Exact reproduction is required for all entries.

[BEGIN Data lines]

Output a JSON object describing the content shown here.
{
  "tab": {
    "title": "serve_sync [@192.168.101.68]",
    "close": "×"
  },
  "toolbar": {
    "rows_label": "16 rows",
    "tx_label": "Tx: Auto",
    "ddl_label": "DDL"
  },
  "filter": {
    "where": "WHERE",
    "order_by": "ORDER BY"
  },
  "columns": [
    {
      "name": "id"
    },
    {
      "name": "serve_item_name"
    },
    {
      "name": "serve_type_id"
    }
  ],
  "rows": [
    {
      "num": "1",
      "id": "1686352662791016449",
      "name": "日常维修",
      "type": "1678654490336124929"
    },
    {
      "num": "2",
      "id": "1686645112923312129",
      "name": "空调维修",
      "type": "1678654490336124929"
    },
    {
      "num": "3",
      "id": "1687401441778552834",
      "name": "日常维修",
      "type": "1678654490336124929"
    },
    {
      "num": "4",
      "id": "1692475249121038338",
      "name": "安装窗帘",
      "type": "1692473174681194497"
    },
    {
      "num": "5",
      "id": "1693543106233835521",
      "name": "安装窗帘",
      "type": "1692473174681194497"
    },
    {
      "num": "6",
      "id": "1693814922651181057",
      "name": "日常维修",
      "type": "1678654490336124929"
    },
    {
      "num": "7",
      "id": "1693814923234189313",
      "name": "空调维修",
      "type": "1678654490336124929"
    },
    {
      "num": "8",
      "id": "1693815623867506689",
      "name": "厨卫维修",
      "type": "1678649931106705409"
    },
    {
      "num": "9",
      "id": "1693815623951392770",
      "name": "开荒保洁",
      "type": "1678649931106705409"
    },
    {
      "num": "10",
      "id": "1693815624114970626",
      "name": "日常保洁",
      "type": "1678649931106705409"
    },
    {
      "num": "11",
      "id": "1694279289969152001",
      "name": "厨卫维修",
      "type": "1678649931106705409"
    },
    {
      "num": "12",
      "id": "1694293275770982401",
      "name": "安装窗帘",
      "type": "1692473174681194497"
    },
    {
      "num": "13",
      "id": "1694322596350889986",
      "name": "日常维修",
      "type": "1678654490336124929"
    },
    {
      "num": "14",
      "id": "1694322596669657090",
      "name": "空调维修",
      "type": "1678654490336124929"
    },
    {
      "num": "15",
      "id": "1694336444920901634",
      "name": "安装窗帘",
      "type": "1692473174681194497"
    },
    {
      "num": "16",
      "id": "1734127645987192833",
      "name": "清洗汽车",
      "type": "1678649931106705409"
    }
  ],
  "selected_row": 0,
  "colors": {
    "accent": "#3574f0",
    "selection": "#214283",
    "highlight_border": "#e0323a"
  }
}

[END Data lines]

[In response]
Output a JSON object describing the content shown here.
{
  "tab": {
    "title": "serve_sync [@192.168.101.68]",
    "close": "×"
  },
  "toolbar": {
    "rows_label": "16 rows",
    "tx_label": "Tx: Auto",
    "ddl_label": "DDL"
  },
  "filter": {
    "where": "WHERE",
    "order_by": "ORDER BY"
  },
  "columns": [
    {
      "name": "id"
    },
    {
      "name": "serve_item_name"
    },
    {
      "name": "serve_type_id"
    }
  ],
  "rows": [
    {
      "num": "1",
      "id": "1686352662791016449",
      "name": "日常维修",
      "type": "1678654490336124929"
    },
    {
      "num": "2",
      "id": "1686645112923312129",
      "name": "空调维修",
      "type": "1678654490336124929"
    },
    {
      "num": "3",
      "id": "1687401441778552834",
      "name": "日常维修",
      "type": "1678654490336124929"
    },
    {
      "num": "4",
      "id": "1692475249121038338",
      "name": "安装窗帘",
      "type": "1692473174681194497"
    },
    {
      "num": "5",
      "id": "1693543106233835521",
      "name": "安装窗帘",
      "type": "1692473174681194497"
    },
    {
      "num": "6",
      "id": "1693814922651181057",
      "name": "日常维修",
      "type": "1678654490336124929"
    },
    {
      "num": "7",
      "id": "1693814923234189313",
      "name": "空调维修",
      "type": "1678654490336124929"
    },
    {
      "num": "8",
      "id": "1693815623867506689",
      "name": "厨卫维修",
      "type": "1678649931106705409"
    },
    {
      "num": "9",
      "id": "1693815623951392770",
      "name": "开荒保洁",
      "type": "1678649931106705409"
    },
    {
      "num": "10",
      "id": "1693815624114970626",
      "name": "日常保洁",
      "type": "1678649931106705409"
    },
    {
      "num": "11",
      "id": "1694279289969152001",
      "name": "厨卫维修",
      "type": "1678649931106705409"
    },
    {
      "num": "12",
      "id": "1694293275770982401",
      "name": "安装窗帘",
      "type": "1692473174681194497"
    },
    {
      "num": "13",
      "id": "1694322596350889986",
      "name": "日常维修",
      "type": "1678654490336124929"
    },
    {
      "num": "14",
      "id": "1694322596669657090",
      "name": "空调维修",
      "type": "1678654490336124929"
    },
    {
      "num": "15",
      "id": "1694336444920901634",
      "name": "安装窗帘",
      "type": "1692473174681194497"
    },
    {
      "num": "16",
      "id": "1734127645987192833",
      "name": "清洗汽车",
      "type": "1678649931106705409"
    }
  ],
  "selected_row": 0,
  "colors": {
    "accent": "#3574f0",
    "selection": "#214283",
    "highlight_border": "#e0323a"
  }
}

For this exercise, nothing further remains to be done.